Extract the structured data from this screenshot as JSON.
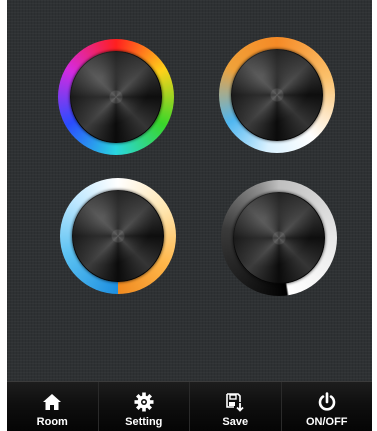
{
  "wheels": [
    {
      "id": "rgb",
      "name": "rgb-color-wheel"
    },
    {
      "id": "warm",
      "name": "warm-color-wheel"
    },
    {
      "id": "cct",
      "name": "color-temperature-wheel"
    },
    {
      "id": "dim",
      "name": "dimmer-wheel"
    }
  ],
  "nav": {
    "room": {
      "label": "Room",
      "icon": "home-icon"
    },
    "setting": {
      "label": "Setting",
      "icon": "gear-icon"
    },
    "save": {
      "label": "Save",
      "icon": "save-icon"
    },
    "onoff": {
      "label": "ON/OFF",
      "icon": "power-icon"
    }
  },
  "colors": {
    "background": "#2e3133",
    "nav_background": "#0f0f0f",
    "nav_text": "#ffffff"
  }
}
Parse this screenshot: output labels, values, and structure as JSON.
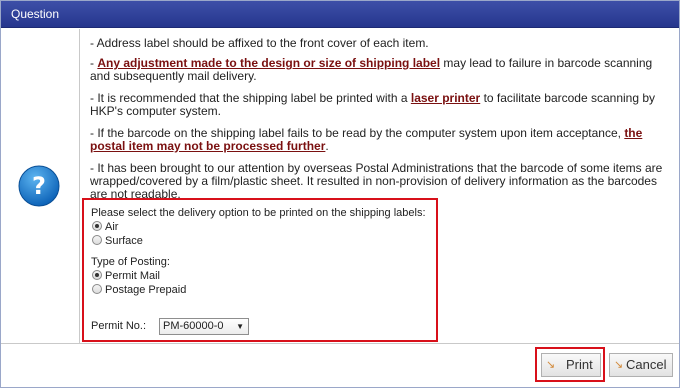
{
  "dialog": {
    "title": "Question"
  },
  "message": {
    "p1": "- Address label should be affixed to the front cover of each item.",
    "p2_dash": "- ",
    "p2_emph": "Any adjustment made to the design or size of shipping label",
    "p2_rest": " may lead to failure in barcode scanning and subsequently mail delivery.",
    "p3_pre": "- It is recommended that the shipping label be printed with a ",
    "p3_emph": "laser printer",
    "p3_rest": " to facilitate barcode scanning by HKP's computer system.",
    "p4_pre": "- If the barcode on the shipping label fails to be read by the computer system upon item acceptance, ",
    "p4_emph": "the postal item may not be processed further",
    "p4_rest": ".",
    "p5": "- It has been brought to our attention by overseas Postal Administrations that the barcode of some items are wrapped/covered by a film/plastic sheet. It resulted in non-provision of delivery information as the barcodes are not readable."
  },
  "options": {
    "delivery_label": "Please select the delivery option to be printed on the shipping labels:",
    "delivery_air": "Air",
    "delivery_surface": "Surface",
    "delivery_selected": "Air",
    "posting_label": "Type of Posting:",
    "posting_permit": "Permit Mail",
    "posting_prepaid": "Postage Prepaid",
    "posting_selected": "Permit Mail",
    "permit_label": "Permit No.:",
    "permit_value": "PM-60000-0"
  },
  "buttons": {
    "print": "Print",
    "cancel": "Cancel"
  },
  "colors": {
    "titlebar": "#26368d",
    "emphasis": "#7a1010",
    "highlight_border": "#d8101a"
  }
}
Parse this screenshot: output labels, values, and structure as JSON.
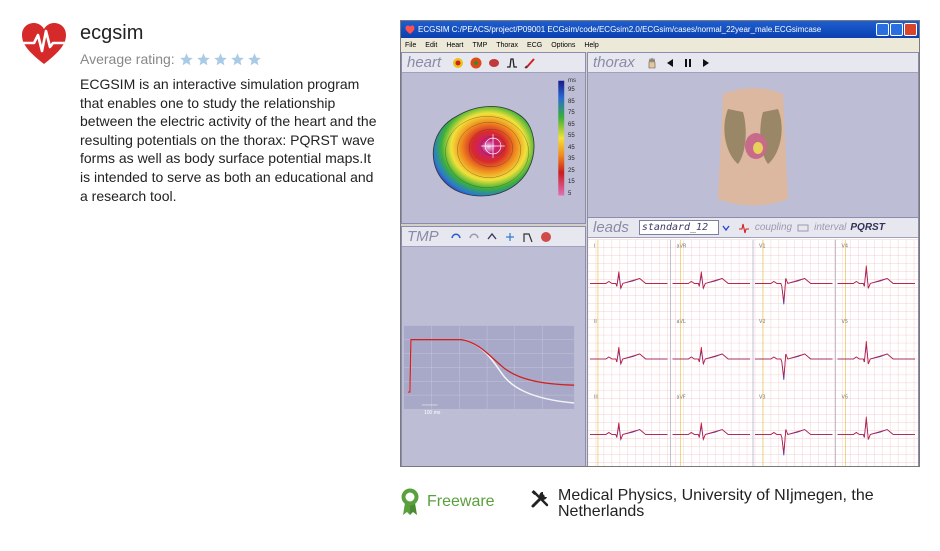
{
  "app": {
    "title": "ecgsim",
    "rating_label": "Average rating:",
    "description": "ECGSIM is an interactive simulation program that enables one to study the relationship between the electric activity of the heart and the resulting potentials on the thorax: PQRST wave forms as well as body surface potential maps.It is intended to serve as both an educational and a research tool."
  },
  "rating": {
    "stars": 5,
    "filled": 5,
    "star_color": "#a9cbe6"
  },
  "screenshot": {
    "window_title": "ECGSIM  C:/PEACS/project/P09001 ECGsim/code/ECGsim2.0/ECGsim/cases/normal_22year_male.ECGsimcase",
    "menu": [
      "File",
      "Edit",
      "Heart",
      "TMP",
      "Thorax",
      "ECG",
      "Options",
      "Help"
    ],
    "panes": {
      "heart": "heart",
      "thorax": "thorax",
      "tmp": "TMP",
      "leads": "leads"
    },
    "leads_select": "standard_12",
    "leads_coupling": "coupling",
    "leads_interval": "interval",
    "leads_mode": "PQRST",
    "legend_unit": "ms",
    "legend_ticks": [
      "95",
      "85",
      "75",
      "65",
      "55",
      "45",
      "35",
      "25",
      "15",
      "5"
    ],
    "lead_names": [
      "I",
      "aVR",
      "V1",
      "V4",
      "II",
      "aVL",
      "V2",
      "V5",
      "III",
      "aVF",
      "V3",
      "V6"
    ],
    "tmp_scale_label": "100 ms"
  },
  "footer": {
    "license": "Freeware",
    "developer": "Medical Physics, University of NIjmegen, the Netherlands"
  },
  "colors": {
    "brand_heart": "#d62a2a",
    "license_green": "#5aa03c",
    "titlebar_blue": "#0a3fb0"
  }
}
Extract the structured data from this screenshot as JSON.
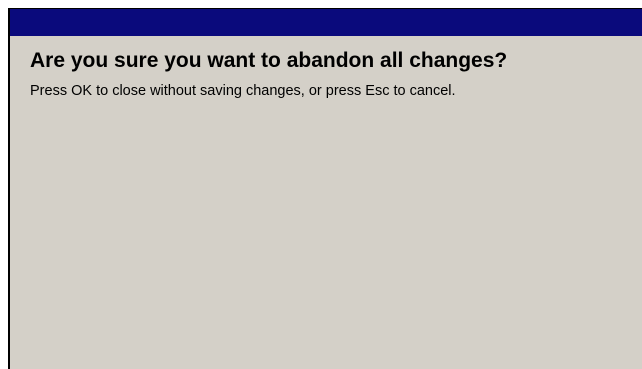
{
  "dialog": {
    "heading": "Are you sure you want to abandon all changes?",
    "message": "Press OK to close without saving changes, or press Esc to cancel."
  },
  "colors": {
    "title_bar": "#0a0a7c",
    "background": "#d4d0c8"
  }
}
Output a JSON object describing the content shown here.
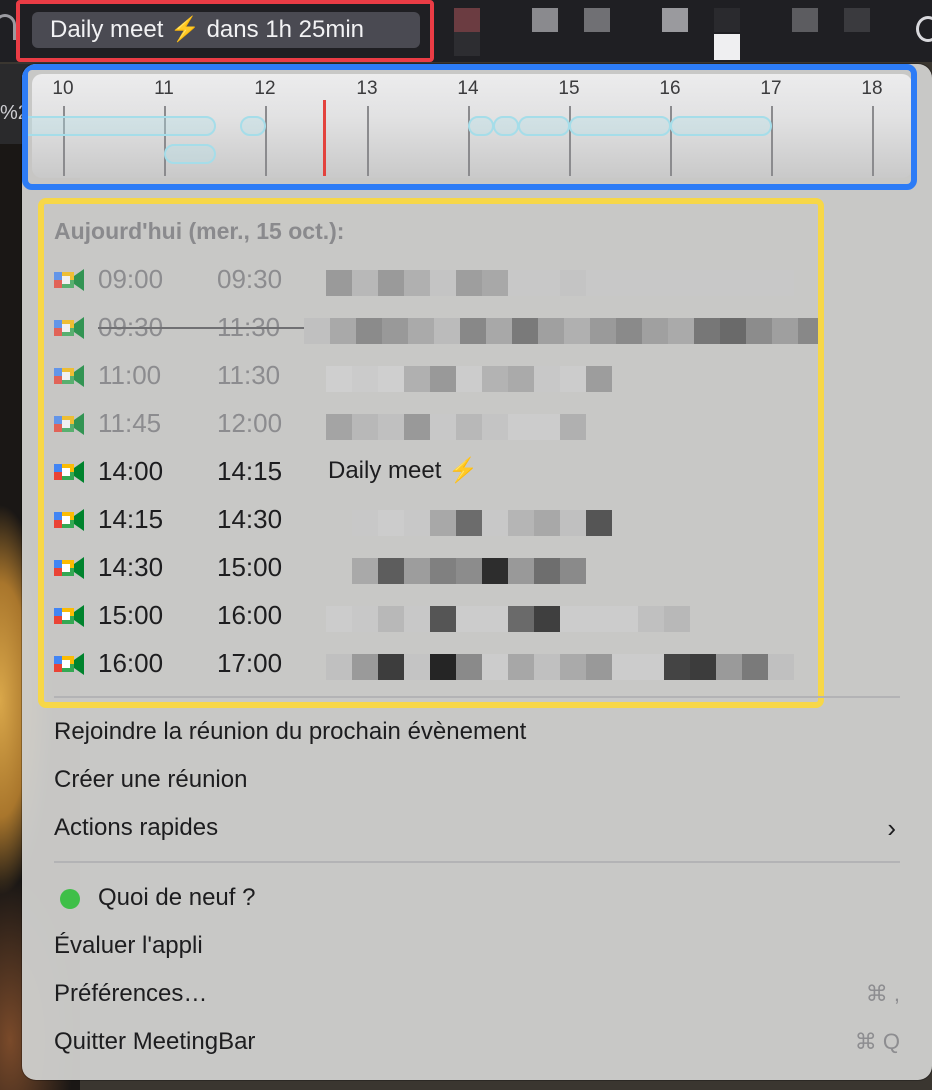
{
  "statusbar": {
    "label": "Daily meet ⚡️ dans 1h 25min"
  },
  "background": {
    "left_text": "%2"
  },
  "timeline": {
    "hours": [
      "10",
      "11",
      "12",
      "13",
      "14",
      "15",
      "16",
      "17",
      "18"
    ],
    "now_marker_color": "#e3423d"
  },
  "events": {
    "section_title": "Aujourd'hui (mer., 15 oct.):",
    "rows": [
      {
        "start": "09:00",
        "end": "09:30",
        "title": "",
        "state": "past",
        "strikethrough": false
      },
      {
        "start": "09:30",
        "end": "11:30",
        "title": "",
        "state": "past",
        "strikethrough": true
      },
      {
        "start": "11:00",
        "end": "11:30",
        "title": "",
        "state": "past",
        "strikethrough": false
      },
      {
        "start": "11:45",
        "end": "12:00",
        "title": "",
        "state": "past",
        "strikethrough": false
      },
      {
        "start": "14:00",
        "end": "14:15",
        "title": "Daily meet ⚡️",
        "state": "future",
        "strikethrough": false
      },
      {
        "start": "14:15",
        "end": "14:30",
        "title": "",
        "state": "future",
        "strikethrough": false
      },
      {
        "start": "14:30",
        "end": "15:00",
        "title": "",
        "state": "future",
        "strikethrough": false
      },
      {
        "start": "15:00",
        "end": "16:00",
        "title": "",
        "state": "future",
        "strikethrough": false
      },
      {
        "start": "16:00",
        "end": "17:00",
        "title": "",
        "state": "future",
        "strikethrough": false
      }
    ],
    "icon": "google-meet-icon"
  },
  "actions": {
    "join_next": "Rejoindre la réunion du prochain évènement",
    "create_meeting": "Créer une réunion",
    "quick_actions": "Actions rapides",
    "quick_actions_chevron": "›"
  },
  "app": {
    "whats_new": "Quoi de neuf ?",
    "whats_new_dot_color": "#3fbf48",
    "rate_app": "Évaluer l'appli",
    "preferences": "Préférences…",
    "preferences_shortcut": "⌘ ,",
    "quit": "Quitter MeetingBar",
    "quit_shortcut": "⌘ Q"
  },
  "highlights": {
    "red": "#ea3c45",
    "blue": "#2d7cf6",
    "yellow": "#f7d748"
  }
}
################
Work to be completed >>
Retype the whole listing, keeping every line identical and omitting all pictures.

Result of this exercise >>
Extract the structured data from this screenshot as JSON.
{
  "wheels": [
    {
      "id": "rgb",
      "name": "rgb-color-wheel"
    },
    {
      "id": "warm",
      "name": "warm-color-wheel"
    },
    {
      "id": "cct",
      "name": "color-temperature-wheel"
    },
    {
      "id": "dim",
      "name": "dimmer-wheel"
    }
  ],
  "nav": {
    "room": {
      "label": "Room",
      "icon": "home-icon"
    },
    "setting": {
      "label": "Setting",
      "icon": "gear-icon"
    },
    "save": {
      "label": "Save",
      "icon": "save-icon"
    },
    "onoff": {
      "label": "ON/OFF",
      "icon": "power-icon"
    }
  },
  "colors": {
    "background": "#2e3133",
    "nav_background": "#0f0f0f",
    "nav_text": "#ffffff"
  }
}
Parse this screenshot: output labels, values, and structure as JSON.
{
  "dialog": {
    "title": "Question"
  },
  "message": {
    "p1": "- Address label should be affixed to the front cover of each item.",
    "p2_dash": "- ",
    "p2_emph": "Any adjustment made to the design or size of shipping label",
    "p2_rest": " may lead to failure in barcode scanning and subsequently mail delivery.",
    "p3_pre": "- It is recommended that the shipping label be printed with a ",
    "p3_emph": "laser printer",
    "p3_rest": " to facilitate barcode scanning by HKP's computer system.",
    "p4_pre": "- If the barcode on the shipping label fails to be read by the computer system upon item acceptance, ",
    "p4_emph": "the postal item may not be processed further",
    "p4_rest": ".",
    "p5": "- It has been brought to our attention by overseas Postal Administrations that the barcode of some items are wrapped/covered by a film/plastic sheet. It resulted in non-provision of delivery information as the barcodes are not readable."
  },
  "options": {
    "delivery_label": "Please select the delivery option to be printed on the shipping labels:",
    "delivery_air": "Air",
    "delivery_surface": "Surface",
    "delivery_selected": "Air",
    "posting_label": "Type of Posting:",
    "posting_permit": "Permit Mail",
    "posting_prepaid": "Postage Prepaid",
    "posting_selected": "Permit Mail",
    "permit_label": "Permit No.:",
    "permit_value": "PM-60000-0"
  },
  "buttons": {
    "print": "Print",
    "cancel": "Cancel"
  },
  "colors": {
    "titlebar": "#26368d",
    "emphasis": "#7a1010",
    "highlight_border": "#d8101a"
  }
}
Parse this screenshot: output labels, values, and structure as JSON.
{
  "app": {
    "title": "ecgsim",
    "rating_label": "Average rating:",
    "description": "ECGSIM is an interactive simulation program that enables one to study the relationship between the electric activity of the heart and the resulting potentials on the thorax: PQRST wave forms as well as body surface potential maps.It is intended to serve as both an educational and a research tool."
  },
  "rating": {
    "stars": 5,
    "filled": 5,
    "star_color": "#a9cbe6"
  },
  "screenshot": {
    "window_title": "ECGSIM  C:/PEACS/project/P09001 ECGsim/code/ECGsim2.0/ECGsim/cases/normal_22year_male.ECGsimcase",
    "menu": [
      "File",
      "Edit",
      "Heart",
      "TMP",
      "Thorax",
      "ECG",
      "Options",
      "Help"
    ],
    "panes": {
      "heart": "heart",
      "thorax": "thorax",
      "tmp": "TMP",
      "leads": "leads"
    },
    "leads_select": "standard_12",
    "leads_coupling": "coupling",
    "leads_interval": "interval",
    "leads_mode": "PQRST",
    "legend_unit": "ms",
    "legend_ticks": [
      "95",
      "85",
      "75",
      "65",
      "55",
      "45",
      "35",
      "25",
      "15",
      "5"
    ],
    "lead_names": [
      "I",
      "aVR",
      "V1",
      "V4",
      "II",
      "aVL",
      "V2",
      "V5",
      "III",
      "aVF",
      "V3",
      "V6"
    ],
    "tmp_scale_label": "100 ms"
  },
  "footer": {
    "license": "Freeware",
    "developer": "Medical Physics, University of NIjmegen, the Netherlands"
  },
  "colors": {
    "brand_heart": "#d62a2a",
    "license_green": "#5aa03c",
    "titlebar_blue": "#0a3fb0"
  }
}
Extract the structured data from this screenshot as JSON.
{
  "dialog": {
    "heading": "Are you sure you want to abandon all changes?",
    "message": "Press OK to close without saving changes, or press Esc to cancel."
  },
  "colors": {
    "title_bar": "#0a0a7c",
    "background": "#d4d0c8"
  }
}
Output a JSON object describing the content shown here.
{
  "statusbar": {
    "label": "Daily meet ⚡️ dans 1h 25min"
  },
  "background": {
    "left_text": "%2"
  },
  "timeline": {
    "hours": [
      "10",
      "11",
      "12",
      "13",
      "14",
      "15",
      "16",
      "17",
      "18"
    ],
    "now_marker_color": "#e3423d"
  },
  "events": {
    "section_title": "Aujourd'hui (mer., 15 oct.):",
    "rows": [
      {
        "start": "09:00",
        "end": "09:30",
        "title": "",
        "state": "past",
        "strikethrough": false
      },
      {
        "start": "09:30",
        "end": "11:30",
        "title": "",
        "state": "past",
        "strikethrough": true
      },
      {
        "start": "11:00",
        "end": "11:30",
        "title": "",
        "state": "past",
        "strikethrough": false
      },
      {
        "start": "11:45",
        "end": "12:00",
        "title": "",
        "state": "past",
        "strikethrough": false
      },
      {
        "start": "14:00",
        "end": "14:15",
        "title": "Daily meet ⚡️",
        "state": "future",
        "strikethrough": false
      },
      {
        "start": "14:15",
        "end": "14:30",
        "title": "",
        "state": "future",
        "strikethrough": false
      },
      {
        "start": "14:30",
        "end": "15:00",
        "title": "",
        "state": "future",
        "strikethrough": false
      },
      {
        "start": "15:00",
        "end": "16:00",
        "title": "",
        "state": "future",
        "strikethrough": false
      },
      {
        "start": "16:00",
        "end": "17:00",
        "title": "",
        "state": "future",
        "strikethrough": false
      }
    ],
    "icon": "google-meet-icon"
  },
  "actions": {
    "join_next": "Rejoindre la réunion du prochain évènement",
    "create_meeting": "Créer une réunion",
    "quick_actions": "Actions rapides",
    "quick_actions_chevron": "›"
  },
  "app": {
    "whats_new": "Quoi de neuf ?",
    "whats_new_dot_color": "#3fbf48",
    "rate_app": "Évaluer l'appli",
    "preferences": "Préférences…",
    "preferences_shortcut": "⌘ ,",
    "quit": "Quitter MeetingBar",
    "quit_shortcut": "⌘ Q"
  },
  "highlights": {
    "red": "#ea3c45",
    "blue": "#2d7cf6",
    "yellow": "#f7d748"
  }
}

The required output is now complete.